YOUR OBJECTIVE: Copy, in full, each line of the material that holds the word "content".

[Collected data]
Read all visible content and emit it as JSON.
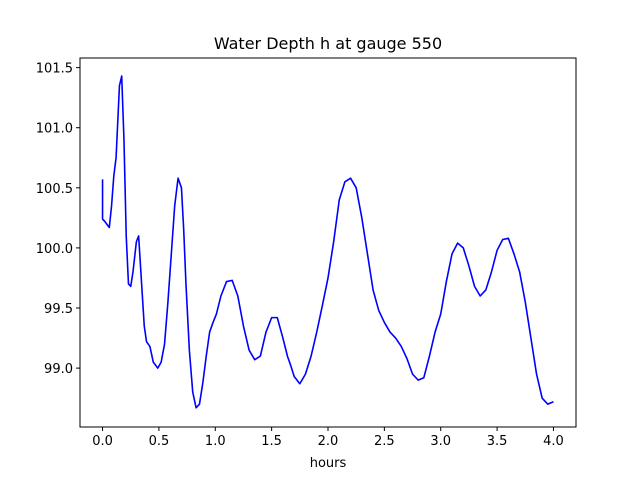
{
  "chart_data": {
    "type": "line",
    "title": "Water Depth h at gauge 550",
    "xlabel": "hours",
    "ylabel": "",
    "xlim": [
      -0.2,
      4.2
    ],
    "ylim": [
      98.51,
      101.58
    ],
    "xticks": [
      0.0,
      0.5,
      1.0,
      1.5,
      2.0,
      2.5,
      3.0,
      3.5,
      4.0
    ],
    "xtick_labels": [
      "0.0",
      "0.5",
      "1.0",
      "1.5",
      "2.0",
      "2.5",
      "3.0",
      "3.5",
      "4.0"
    ],
    "yticks": [
      99.0,
      99.5,
      100.0,
      100.5,
      101.0,
      101.5
    ],
    "ytick_labels": [
      "99.0",
      "99.5",
      "100.0",
      "100.5",
      "101.0",
      "101.5"
    ],
    "grid": false,
    "series": [
      {
        "color": "#0000ff",
        "x": [
          0.0,
          0.0,
          0.02,
          0.06,
          0.08,
          0.1,
          0.12,
          0.15,
          0.17,
          0.19,
          0.21,
          0.23,
          0.25,
          0.27,
          0.3,
          0.32,
          0.34,
          0.37,
          0.39,
          0.42,
          0.45,
          0.49,
          0.52,
          0.55,
          0.58,
          0.61,
          0.64,
          0.67,
          0.7,
          0.72,
          0.74,
          0.77,
          0.8,
          0.83,
          0.86,
          0.89,
          0.92,
          0.95,
          0.98,
          1.01,
          1.05,
          1.1,
          1.15,
          1.2,
          1.25,
          1.3,
          1.35,
          1.4,
          1.45,
          1.5,
          1.55,
          1.6,
          1.64,
          1.67,
          1.7,
          1.75,
          1.8,
          1.85,
          1.9,
          1.95,
          2.0,
          2.05,
          2.1,
          2.15,
          2.2,
          2.25,
          2.3,
          2.35,
          2.4,
          2.45,
          2.5,
          2.55,
          2.6,
          2.65,
          2.7,
          2.75,
          2.8,
          2.85,
          2.9,
          2.95,
          3.0,
          3.05,
          3.1,
          3.15,
          3.2,
          3.25,
          3.3,
          3.35,
          3.4,
          3.45,
          3.5,
          3.55,
          3.6,
          3.65,
          3.7,
          3.75,
          3.8,
          3.85,
          3.9,
          3.95,
          4.0
        ],
        "y": [
          100.57,
          100.24,
          100.22,
          100.17,
          100.35,
          100.6,
          100.75,
          101.35,
          101.43,
          100.9,
          100.1,
          99.7,
          99.68,
          99.8,
          100.05,
          100.1,
          99.8,
          99.35,
          99.22,
          99.18,
          99.05,
          99.0,
          99.05,
          99.2,
          99.55,
          99.95,
          100.35,
          100.58,
          100.5,
          100.15,
          99.7,
          99.15,
          98.8,
          98.67,
          98.7,
          98.88,
          99.1,
          99.3,
          99.38,
          99.45,
          99.6,
          99.72,
          99.73,
          99.6,
          99.35,
          99.15,
          99.07,
          99.1,
          99.3,
          99.42,
          99.42,
          99.25,
          99.1,
          99.02,
          98.93,
          98.87,
          98.95,
          99.1,
          99.3,
          99.52,
          99.75,
          100.05,
          100.4,
          100.55,
          100.58,
          100.5,
          100.25,
          99.95,
          99.65,
          99.48,
          99.38,
          99.3,
          99.25,
          99.18,
          99.08,
          98.95,
          98.9,
          98.92,
          99.1,
          99.3,
          99.45,
          99.72,
          99.95,
          100.04,
          100.0,
          99.85,
          99.68,
          99.6,
          99.65,
          99.8,
          99.98,
          100.07,
          100.08,
          99.95,
          99.8,
          99.55,
          99.25,
          98.95,
          98.75,
          98.7,
          98.72
        ]
      }
    ]
  }
}
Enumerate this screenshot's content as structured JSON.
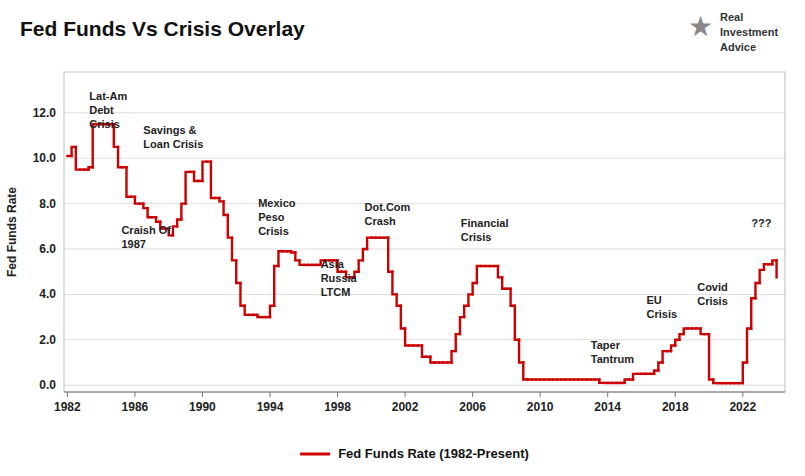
{
  "chart_data": {
    "type": "step",
    "title": "Fed Funds Vs Crisis Overlay",
    "ylabel": "Fed Funds Rate",
    "x": [
      1982.0,
      1982.25,
      1982.5,
      1982.75,
      1983.0,
      1983.25,
      1983.5,
      1983.75,
      1984.0,
      1984.25,
      1984.5,
      1984.75,
      1985.0,
      1985.25,
      1985.5,
      1985.75,
      1986.0,
      1986.25,
      1986.5,
      1986.75,
      1987.0,
      1987.25,
      1987.5,
      1987.75,
      1988.0,
      1988.25,
      1988.5,
      1988.75,
      1989.0,
      1989.25,
      1989.5,
      1989.75,
      1990.0,
      1990.25,
      1990.5,
      1990.75,
      1991.0,
      1991.25,
      1991.5,
      1991.75,
      1992.0,
      1992.25,
      1992.5,
      1992.75,
      1993.0,
      1993.25,
      1993.5,
      1993.75,
      1994.0,
      1994.25,
      1994.5,
      1994.75,
      1995.0,
      1995.25,
      1995.5,
      1995.75,
      1996.0,
      1996.25,
      1996.5,
      1996.75,
      1997.0,
      1997.25,
      1997.5,
      1997.75,
      1998.0,
      1998.25,
      1998.5,
      1998.75,
      1999.0,
      1999.25,
      1999.5,
      1999.75,
      2000.0,
      2000.25,
      2000.5,
      2000.75,
      2001.0,
      2001.25,
      2001.5,
      2001.75,
      2002.0,
      2002.25,
      2002.5,
      2002.75,
      2003.0,
      2003.25,
      2003.5,
      2003.75,
      2004.0,
      2004.25,
      2004.5,
      2004.75,
      2005.0,
      2005.25,
      2005.5,
      2005.75,
      2006.0,
      2006.25,
      2006.5,
      2006.75,
      2007.0,
      2007.25,
      2007.5,
      2007.75,
      2008.0,
      2008.25,
      2008.5,
      2008.75,
      2009.0,
      2009.25,
      2009.5,
      2009.75,
      2010.0,
      2010.25,
      2010.5,
      2010.75,
      2011.0,
      2011.25,
      2011.5,
      2011.75,
      2012.0,
      2012.25,
      2012.5,
      2012.75,
      2013.0,
      2013.25,
      2013.5,
      2013.75,
      2014.0,
      2014.25,
      2014.5,
      2014.75,
      2015.0,
      2015.25,
      2015.5,
      2015.75,
      2016.0,
      2016.25,
      2016.5,
      2016.75,
      2017.0,
      2017.25,
      2017.5,
      2017.75,
      2018.0,
      2018.25,
      2018.5,
      2018.75,
      2019.0,
      2019.25,
      2019.5,
      2019.75,
      2020.0,
      2020.25,
      2020.5,
      2020.75,
      2021.0,
      2021.25,
      2021.5,
      2021.75,
      2022.0,
      2022.25,
      2022.5,
      2022.75,
      2023.0,
      2023.25,
      2023.5,
      2023.75,
      2024.0
    ],
    "series": [
      {
        "name": "Fed Funds Rate (1982-Present)",
        "color": "#cc0000",
        "values": [
          10.1,
          10.5,
          9.5,
          9.5,
          9.5,
          9.6,
          11.5,
          11.5,
          11.5,
          11.5,
          11.5,
          10.5,
          9.6,
          9.6,
          8.3,
          8.3,
          8.0,
          8.0,
          7.8,
          7.4,
          7.4,
          7.2,
          6.9,
          6.9,
          6.6,
          7.0,
          7.3,
          8.0,
          9.4,
          9.4,
          9.0,
          9.0,
          9.85,
          9.85,
          8.25,
          8.25,
          8.1,
          7.5,
          6.5,
          5.5,
          4.5,
          3.5,
          3.1,
          3.1,
          3.1,
          3.0,
          3.0,
          3.0,
          3.5,
          5.25,
          5.9,
          5.9,
          5.9,
          5.85,
          5.5,
          5.3,
          5.3,
          5.3,
          5.3,
          5.3,
          5.5,
          5.5,
          5.5,
          5.5,
          5.0,
          5.0,
          4.75,
          4.75,
          5.0,
          5.5,
          6.0,
          6.5,
          6.5,
          6.5,
          6.5,
          6.5,
          5.0,
          4.0,
          3.5,
          2.5,
          1.75,
          1.75,
          1.75,
          1.75,
          1.25,
          1.25,
          1.0,
          1.0,
          1.0,
          1.0,
          1.0,
          1.5,
          2.25,
          3.0,
          3.5,
          4.0,
          4.5,
          5.25,
          5.25,
          5.25,
          5.25,
          5.25,
          4.75,
          4.25,
          4.25,
          3.5,
          2.0,
          1.0,
          0.25,
          0.25,
          0.25,
          0.25,
          0.25,
          0.25,
          0.25,
          0.25,
          0.25,
          0.25,
          0.25,
          0.25,
          0.25,
          0.25,
          0.25,
          0.25,
          0.25,
          0.25,
          0.1,
          0.1,
          0.1,
          0.1,
          0.1,
          0.1,
          0.25,
          0.25,
          0.5,
          0.5,
          0.5,
          0.5,
          0.5,
          0.65,
          1.0,
          1.5,
          1.5,
          1.75,
          2.0,
          2.25,
          2.5,
          2.5,
          2.5,
          2.5,
          2.25,
          2.25,
          0.25,
          0.09,
          0.09,
          0.09,
          0.09,
          0.09,
          0.09,
          0.09,
          1.0,
          2.5,
          3.83,
          4.5,
          5.08,
          5.33,
          5.33,
          5.5,
          4.75
        ]
      }
    ],
    "xlim": [
      1981.8,
      2024.5
    ],
    "ylim": [
      -0.3,
      13.8
    ],
    "xticks": [
      1982,
      1986,
      1990,
      1994,
      1998,
      2002,
      2006,
      2010,
      2014,
      2018,
      2022
    ],
    "yticks": [
      {
        "value": 0.0,
        "label": "0.0"
      },
      {
        "value": 2.0,
        "label": "2.0"
      },
      {
        "value": 4.0,
        "label": "4.0"
      },
      {
        "value": 6.0,
        "label": "6.0"
      },
      {
        "value": 8.0,
        "label": "8.0"
      },
      {
        "value": 10.0,
        "label": "10.0"
      },
      {
        "value": 12.0,
        "label": "12.0"
      }
    ],
    "grid": true,
    "legend": "bottom",
    "annotations": [
      {
        "text": "Lat-Am\nDebt\nCrisis",
        "x": 1983.3,
        "y": 13.0
      },
      {
        "text": "Savings &\nLoan Crisis",
        "x": 1986.5,
        "y": 11.5
      },
      {
        "text": "Craish Of\n1987",
        "x": 1985.2,
        "y": 7.1
      },
      {
        "text": "Mexico\nPeso\nCrisis",
        "x": 1993.3,
        "y": 8.3
      },
      {
        "text": "Asia\nRussia\nLTCM",
        "x": 1997.0,
        "y": 5.6
      },
      {
        "text": "Dot.Com\nCrash",
        "x": 1999.6,
        "y": 8.1
      },
      {
        "text": "Financial\nCrisis",
        "x": 2005.3,
        "y": 7.4
      },
      {
        "text": "Taper\nTantrum",
        "x": 2013.0,
        "y": 2.05
      },
      {
        "text": "EU\nCrisis",
        "x": 2016.3,
        "y": 4.0
      },
      {
        "text": "Covid\nCrisis",
        "x": 2019.3,
        "y": 4.6
      },
      {
        "text": "???",
        "x": 2022.5,
        "y": 7.4
      },
      {
        "text": "★"
      },
      {
        "text": "Real\nInvestment\nAdvice"
      }
    ]
  }
}
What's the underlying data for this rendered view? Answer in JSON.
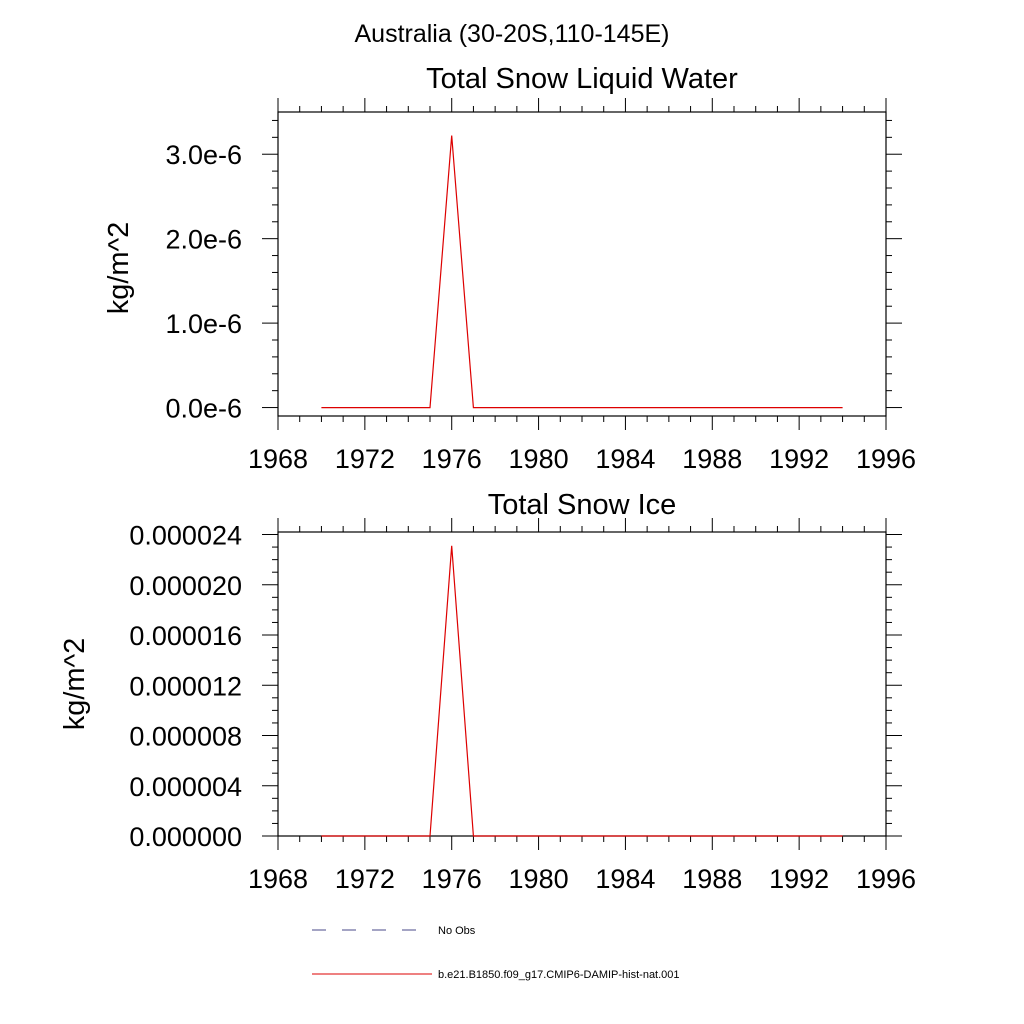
{
  "page_title": "Australia (30-20S,110-145E)",
  "chart_data": [
    {
      "type": "line",
      "title": "Total Snow Liquid Water",
      "xlabel": "",
      "ylabel": "kg/m^2",
      "xlim": [
        1968,
        1996
      ],
      "ylim": [
        -1e-07,
        3.5e-06
      ],
      "x_ticks": [
        1968,
        1972,
        1976,
        1980,
        1984,
        1988,
        1992,
        1996
      ],
      "x_tick_labels": [
        "1968",
        "1972",
        "1976",
        "1980",
        "1984",
        "1988",
        "1992",
        "1996"
      ],
      "y_ticks": [
        0,
        1e-06,
        2e-06,
        3e-06
      ],
      "y_tick_labels": [
        "0.0e-6",
        "1.0e-6",
        "2.0e-6",
        "3.0e-6"
      ],
      "grid": false,
      "series": [
        {
          "name": "b.e21.B1850.f09_g17.CMIP6-DAMIP-hist-nat.001",
          "color": "#dd0000",
          "style": "solid",
          "x": [
            1970,
            1971,
            1972,
            1973,
            1974,
            1975,
            1976,
            1977,
            1978,
            1979,
            1980,
            1981,
            1982,
            1983,
            1984,
            1985,
            1986,
            1987,
            1988,
            1989,
            1990,
            1991,
            1992,
            1993,
            1994
          ],
          "y": [
            0,
            0,
            0,
            0,
            0,
            0,
            3.22e-06,
            0,
            0,
            0,
            0,
            0,
            0,
            0,
            0,
            0,
            0,
            0,
            0,
            0,
            0,
            0,
            0,
            0,
            0
          ]
        }
      ]
    },
    {
      "type": "line",
      "title": "Total Snow Ice",
      "xlabel": "",
      "ylabel": "kg/m^2",
      "xlim": [
        1968,
        1996
      ],
      "ylim": [
        0,
        2.42e-05
      ],
      "x_ticks": [
        1968,
        1972,
        1976,
        1980,
        1984,
        1988,
        1992,
        1996
      ],
      "x_tick_labels": [
        "1968",
        "1972",
        "1976",
        "1980",
        "1984",
        "1988",
        "1992",
        "1996"
      ],
      "y_ticks": [
        0,
        4e-06,
        8e-06,
        1.2e-05,
        1.6e-05,
        2e-05,
        2.4e-05
      ],
      "y_tick_labels": [
        "0.000000",
        "0.000004",
        "0.000008",
        "0.000012",
        "0.000016",
        "0.000020",
        "0.000024"
      ],
      "grid": false,
      "series": [
        {
          "name": "b.e21.B1850.f09_g17.CMIP6-DAMIP-hist-nat.001",
          "color": "#dd0000",
          "style": "solid",
          "x": [
            1970,
            1971,
            1972,
            1973,
            1974,
            1975,
            1976,
            1977,
            1978,
            1979,
            1980,
            1981,
            1982,
            1983,
            1984,
            1985,
            1986,
            1987,
            1988,
            1989,
            1990,
            1991,
            1992,
            1993,
            1994
          ],
          "y": [
            0,
            0,
            0,
            0,
            0,
            0,
            2.31e-05,
            0,
            0,
            0,
            0,
            0,
            0,
            0,
            0,
            0,
            0,
            0,
            0,
            0,
            0,
            0,
            0,
            0,
            0
          ]
        }
      ]
    }
  ],
  "legend": {
    "placement": "bottom",
    "items": [
      {
        "label": "No Obs",
        "color": "#4a4a8a",
        "style": "dashed"
      },
      {
        "label": "b.e21.B1850.f09_g17.CMIP6-DAMIP-hist-nat.001",
        "color": "#dd0000",
        "style": "solid"
      }
    ]
  }
}
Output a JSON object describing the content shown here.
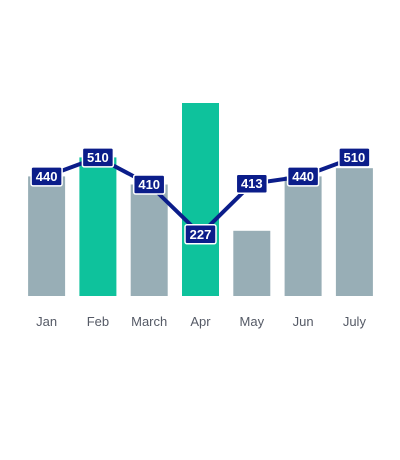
{
  "chart_data": {
    "type": "bar",
    "categories": [
      "Jan",
      "Feb",
      "March",
      "Apr",
      "May",
      "Jun",
      "July"
    ],
    "series": [
      {
        "type": "bar",
        "values": [
          440,
          510,
          410,
          710,
          240,
          440,
          470
        ],
        "colors": [
          "#98aeb6",
          "#0ec29c",
          "#98aeb6",
          "#0ec29c",
          "#98aeb6",
          "#98aeb6",
          "#98aeb6"
        ]
      },
      {
        "type": "line",
        "values": [
          440,
          510,
          410,
          227,
          413,
          440,
          510
        ],
        "color": "#0b1d8a",
        "data_labels": [
          "440",
          "510",
          "410",
          "227",
          "413",
          "440",
          "510"
        ]
      }
    ],
    "ylim": [
      0,
      710
    ],
    "grid": false,
    "legend": "none",
    "title": "",
    "xlabel": "",
    "ylabel": ""
  }
}
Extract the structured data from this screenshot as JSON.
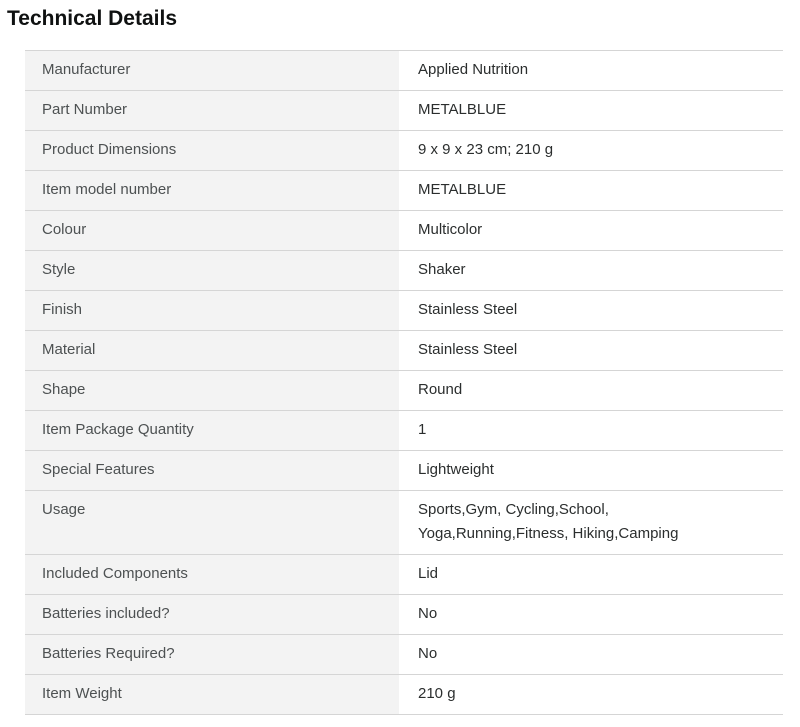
{
  "page": {
    "title": "Technical Details"
  },
  "colors": {
    "label_bg": "#f3f3f3",
    "border": "#d5d5d5",
    "heading_text": "#0f1111",
    "label_text": "#4d5152",
    "value_text": "#2b2e2e"
  },
  "table": {
    "rows": [
      {
        "label": "Manufacturer",
        "value": "Applied Nutrition"
      },
      {
        "label": "Part Number",
        "value": "METALBLUE"
      },
      {
        "label": "Product Dimensions",
        "value": "9 x 9 x 23 cm; 210 g"
      },
      {
        "label": "Item model number",
        "value": "METALBLUE"
      },
      {
        "label": "Colour",
        "value": "Multicolor"
      },
      {
        "label": "Style",
        "value": "Shaker"
      },
      {
        "label": "Finish",
        "value": "Stainless Steel"
      },
      {
        "label": "Material",
        "value": "Stainless Steel"
      },
      {
        "label": "Shape",
        "value": "Round"
      },
      {
        "label": "Item Package Quantity",
        "value": "1"
      },
      {
        "label": "Special Features",
        "value": "Lightweight"
      },
      {
        "label": "Usage",
        "value": "Sports,Gym, Cycling,School,\nYoga,Running,Fitness, Hiking,Camping"
      },
      {
        "label": "Included Components",
        "value": "Lid"
      },
      {
        "label": "Batteries included?",
        "value": "No"
      },
      {
        "label": "Batteries Required?",
        "value": "No"
      },
      {
        "label": "Item Weight",
        "value": "210 g"
      }
    ]
  }
}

ANSWER TO THIS TASK:
Read all visible content and emit it as JSON.
Enumerate this screenshot's content as structured JSON.
Output a JSON object describing the content shown here.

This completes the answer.